_Work to be completed_
Drop all images and give the records again exactly.

:: Data rows ::

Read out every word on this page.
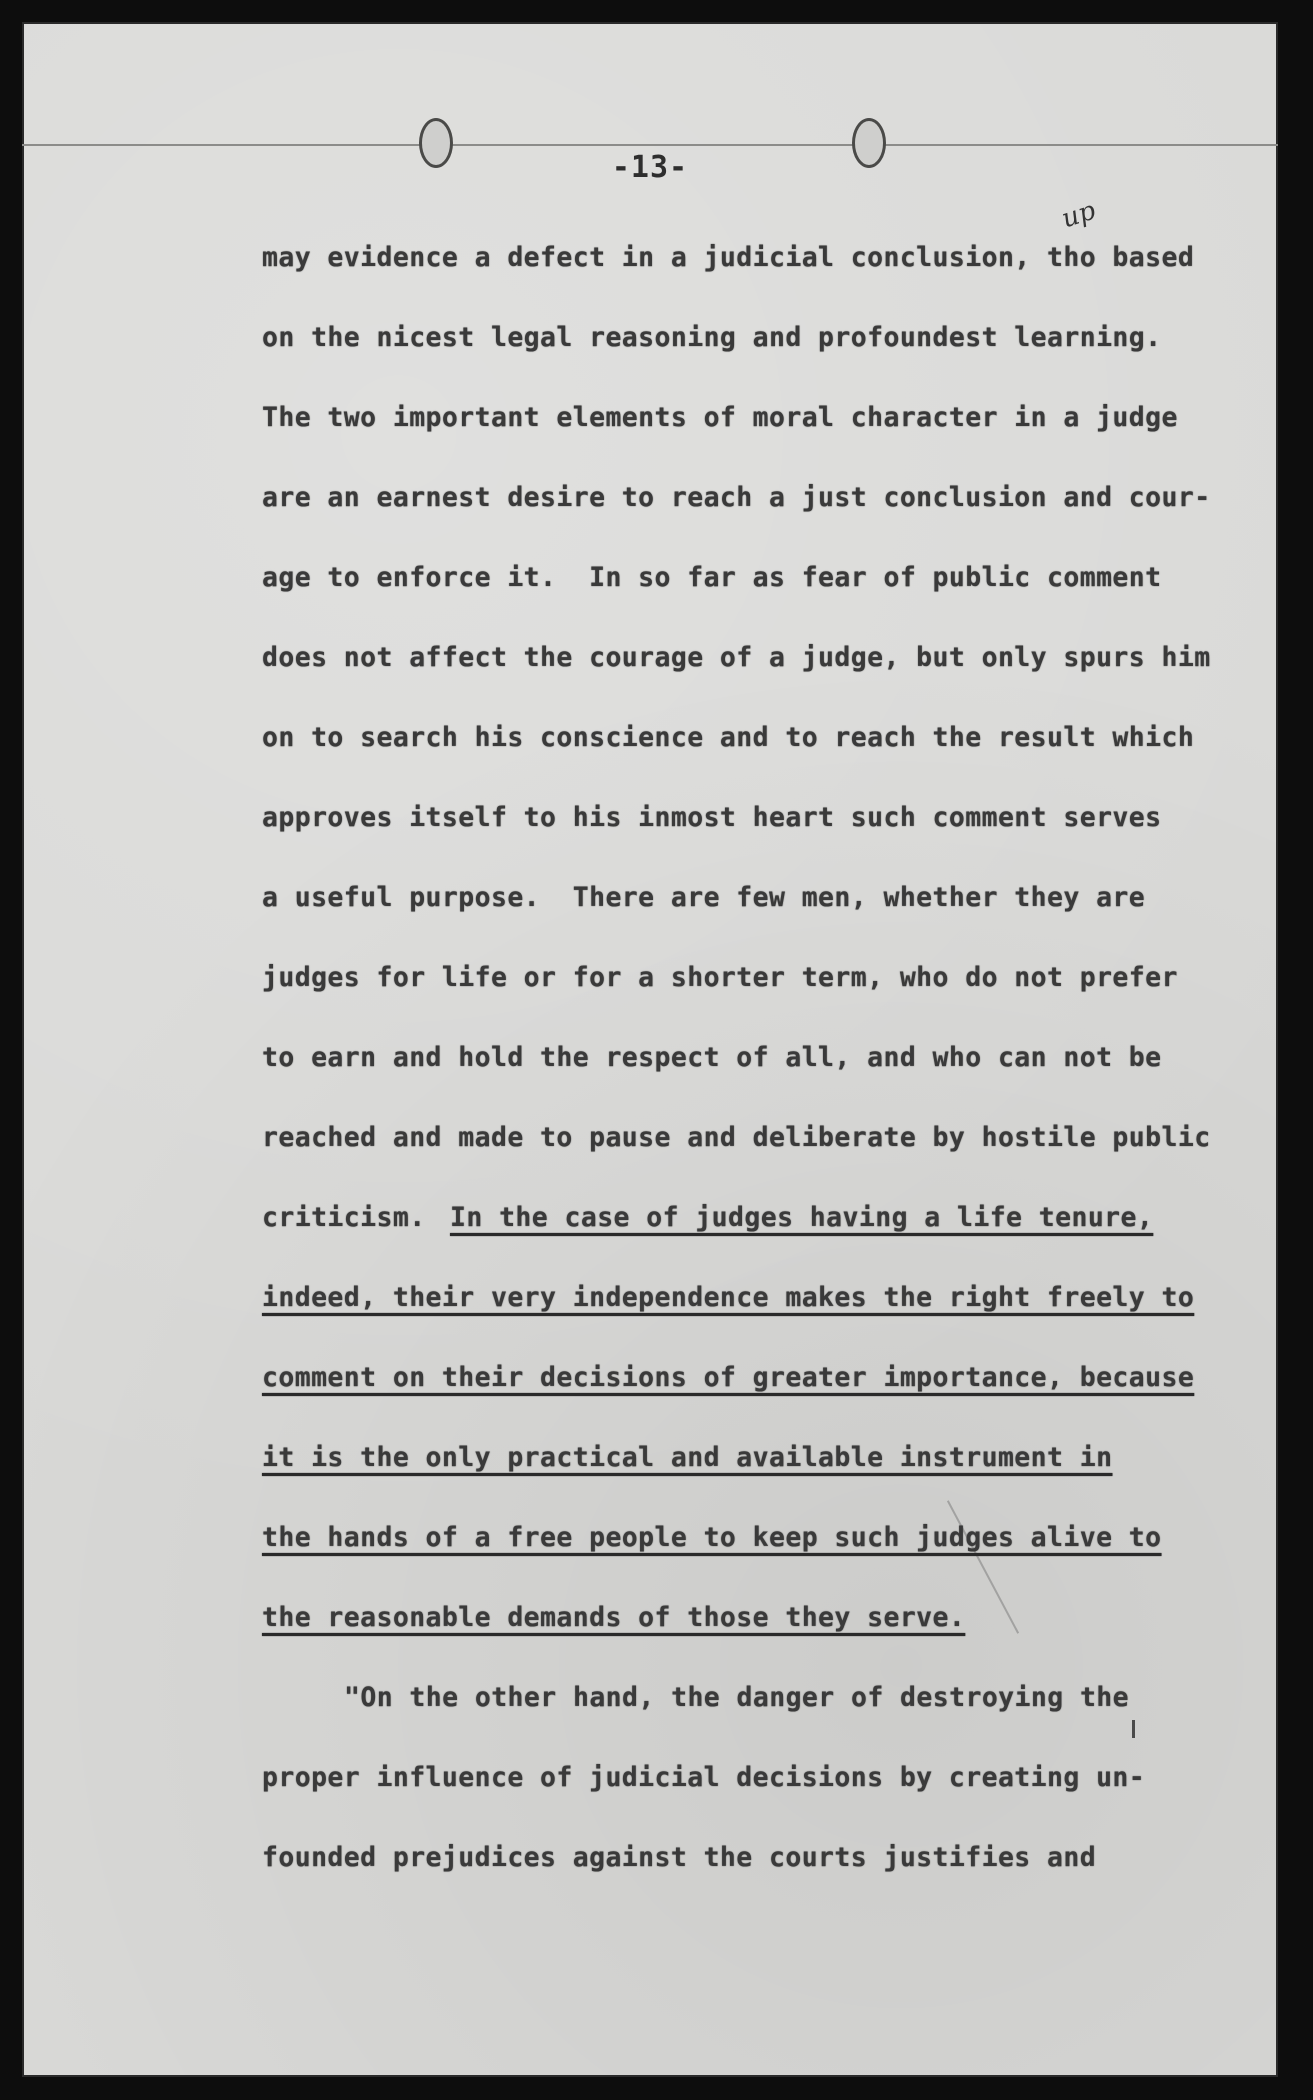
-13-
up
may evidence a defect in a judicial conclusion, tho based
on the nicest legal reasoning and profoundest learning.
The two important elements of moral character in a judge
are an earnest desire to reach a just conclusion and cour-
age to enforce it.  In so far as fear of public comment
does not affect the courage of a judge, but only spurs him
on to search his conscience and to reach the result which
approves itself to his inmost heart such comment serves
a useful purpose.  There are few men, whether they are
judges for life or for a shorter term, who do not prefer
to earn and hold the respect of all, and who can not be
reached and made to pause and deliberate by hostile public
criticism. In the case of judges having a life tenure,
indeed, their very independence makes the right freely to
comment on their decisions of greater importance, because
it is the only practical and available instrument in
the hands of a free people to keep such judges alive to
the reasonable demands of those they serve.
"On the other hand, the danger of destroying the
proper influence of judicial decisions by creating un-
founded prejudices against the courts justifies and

:::

_Exercise response_
Read out every word on this page.
-13-
up
may evidence a defect in a judicial conclusion, tho based
on the nicest legal reasoning and profoundest learning.
The two important elements of moral character in a judge
are an earnest desire to reach a just conclusion and cour-
age to enforce it.  In so far as fear of public comment
does not affect the courage of a judge, but only spurs him
on to search his conscience and to reach the result which
approves itself to his inmost heart such comment serves
a useful purpose.  There are few men, whether they are
judges for life or for a shorter term, who do not prefer
to earn and hold the respect of all, and who can not be
reached and made to pause and deliberate by hostile public
criticism. In the case of judges having a life tenure,
indeed, their very independence makes the right freely to
comment on their decisions of greater importance, because
it is the only practical and available instrument in
the hands of a free people to keep such judges alive to
the reasonable demands of those they serve.
"On the other hand, the danger of destroying the
proper influence of judicial decisions by creating un-
founded prejudices against the courts justifies and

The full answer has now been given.